- _Text provided_:
[Start of section]
Luv from Cancer Fighter Poplak, wrote my father. This was meant, and received, as parody. In the developed world, we have adopted the terminology of warfare to describe what my father had experienced. Doctors and nurses exist on the “frontlines,” employing “weapons” like Mohs and chemotherapy. We “fight” or “battle” the disease, and should we do so successfully, we are “survivors,” who often experience “survivors’ guilt” when we leave friends behind in the chemo ward, or in the morgue.

My father was not concerned for his life, and had no reason to be—the odds were ninety-nine to one in his favour. The doctors used the word “idiopathic” to describe the cause of his cancer, which means that they had no idea why he was stricken with this minor calamity. It stands to reason, however, that repeated exposure to harsh sunlight inspired the skin cells on his nose to behave like a photocopier on the blink. In his case, the procedure was an inconvenience rather than a nightmare, because my father is not unused to pain or blood. For one thing, he visits pain and bleeding upon his own patients in his dental surgery. More to the point, he has voluntarily experienced pain and blood in volumes that seem ludicrous for a man who’s never worn leathers and a gimp mask.

After all, my father is a cyclist. He has won no Tours de France. He has to buy his own bikes (Trek gone) and his own shoes (No more Nike). But a cyclist, nonetheless. And cyclists, when not rolling around on the asphalt groaning, take a lot of sunshine to the nose.
[End of section]
- _Dataset excerpts_:
[Start of section]
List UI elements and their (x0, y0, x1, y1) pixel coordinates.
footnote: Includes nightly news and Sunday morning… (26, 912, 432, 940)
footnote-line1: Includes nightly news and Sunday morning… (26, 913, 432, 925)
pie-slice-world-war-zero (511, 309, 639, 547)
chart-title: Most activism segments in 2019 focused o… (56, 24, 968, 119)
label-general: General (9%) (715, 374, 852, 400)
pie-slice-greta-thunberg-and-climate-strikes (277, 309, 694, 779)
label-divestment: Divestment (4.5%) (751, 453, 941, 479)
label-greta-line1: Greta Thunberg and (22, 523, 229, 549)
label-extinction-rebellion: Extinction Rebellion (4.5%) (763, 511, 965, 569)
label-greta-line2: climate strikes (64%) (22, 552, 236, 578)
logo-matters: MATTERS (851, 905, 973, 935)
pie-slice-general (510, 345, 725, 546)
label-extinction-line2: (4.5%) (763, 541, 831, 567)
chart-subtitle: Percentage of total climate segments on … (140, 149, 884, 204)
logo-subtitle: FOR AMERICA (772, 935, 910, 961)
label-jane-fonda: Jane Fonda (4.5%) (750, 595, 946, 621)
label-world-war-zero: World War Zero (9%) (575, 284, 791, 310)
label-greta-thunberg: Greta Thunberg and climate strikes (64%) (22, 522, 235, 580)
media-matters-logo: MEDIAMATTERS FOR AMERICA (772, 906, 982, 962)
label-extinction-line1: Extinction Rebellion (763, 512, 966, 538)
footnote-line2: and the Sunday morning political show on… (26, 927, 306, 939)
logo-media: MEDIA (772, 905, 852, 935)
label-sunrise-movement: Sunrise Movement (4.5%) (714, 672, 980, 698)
[End of section]
- _Study questions_:
- A) Translate this sentence from the passage about the father's cancer into Spanish: "In his case, the procedure was an inconvenience rather than a nightmare, because my father is not unused to pain or blood."
- B) Return the part of the passage about the father's cancer from "Luv from Cancer" to "in the morgue.", copied word for word.

- _Solutions to the exercise_:
- A) En su caso, el procedimiento fue una molestia más que una pesadilla, porque mi padre no es ajeno al dolor ni a la sangre.

- B)
Luv from Cancer Fighter Poplak, wrote my father. This was meant, and received, as parody. In the developed world, we have adopted the terminology of warfare to describe what my father had experienced. Doctors and nurses exist on the “frontlines,” employing “weapons” like Mohs and chemotherapy. We “fight” or “battle” the disease, and should we do so successfully, we are “survivors,” who often experience “survivors’ guilt” when we leave friends behind in the chemo ward, or in the morgue.